(TASK STATEMENT) Only a number is wanted: how many lines in these records contain the word "Dynamics"?
───── PROVIDED ENTRIES
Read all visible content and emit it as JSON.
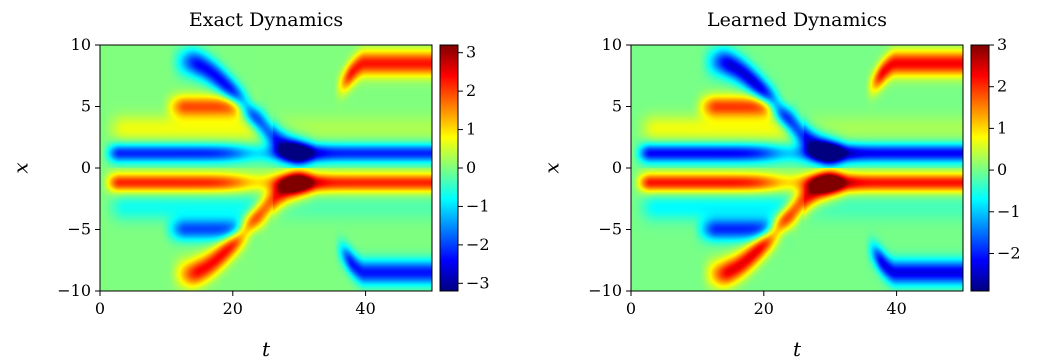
{
  "chart_data": [
    {
      "type": "heatmap",
      "title": "Exact Dynamics",
      "xlabel": "t",
      "ylabel": "x",
      "xlim": [
        0,
        50
      ],
      "ylim": [
        -10,
        10
      ],
      "x_ticks": [
        0,
        20,
        40
      ],
      "x_tick_labels": [
        "0",
        "20",
        "40"
      ],
      "y_ticks": [
        10,
        5,
        0,
        -5,
        -10
      ],
      "y_tick_labels": [
        "10",
        "5",
        "0",
        "−5",
        "−10"
      ],
      "colorscale": "jet",
      "clim": [
        -3.2,
        3.2
      ],
      "colorbar_ticks": [
        3,
        2,
        1,
        0,
        -1,
        -2,
        -3
      ],
      "colorbar_tick_labels": [
        "3",
        "2",
        "1",
        "0",
        "−1",
        "−2",
        "−3"
      ],
      "grid": false
    },
    {
      "type": "heatmap",
      "title": "Learned Dynamics",
      "xlabel": "t",
      "ylabel": "x",
      "xlim": [
        0,
        50
      ],
      "ylim": [
        -10,
        10
      ],
      "x_ticks": [
        0,
        20,
        40
      ],
      "x_tick_labels": [
        "0",
        "20",
        "40"
      ],
      "y_ticks": [
        10,
        5,
        0,
        -5,
        -10
      ],
      "y_tick_labels": [
        "10",
        "5",
        "0",
        "−5",
        "−10"
      ],
      "colorscale": "jet",
      "clim": [
        -2.9,
        3.0
      ],
      "colorbar_ticks": [
        3,
        2,
        1,
        0,
        -1,
        -2
      ],
      "colorbar_tick_labels": [
        "3",
        "2",
        "1",
        "0",
        "−1",
        "−2"
      ],
      "grid": false
    }
  ]
}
──────────
(SOLVED EXERCISE) 2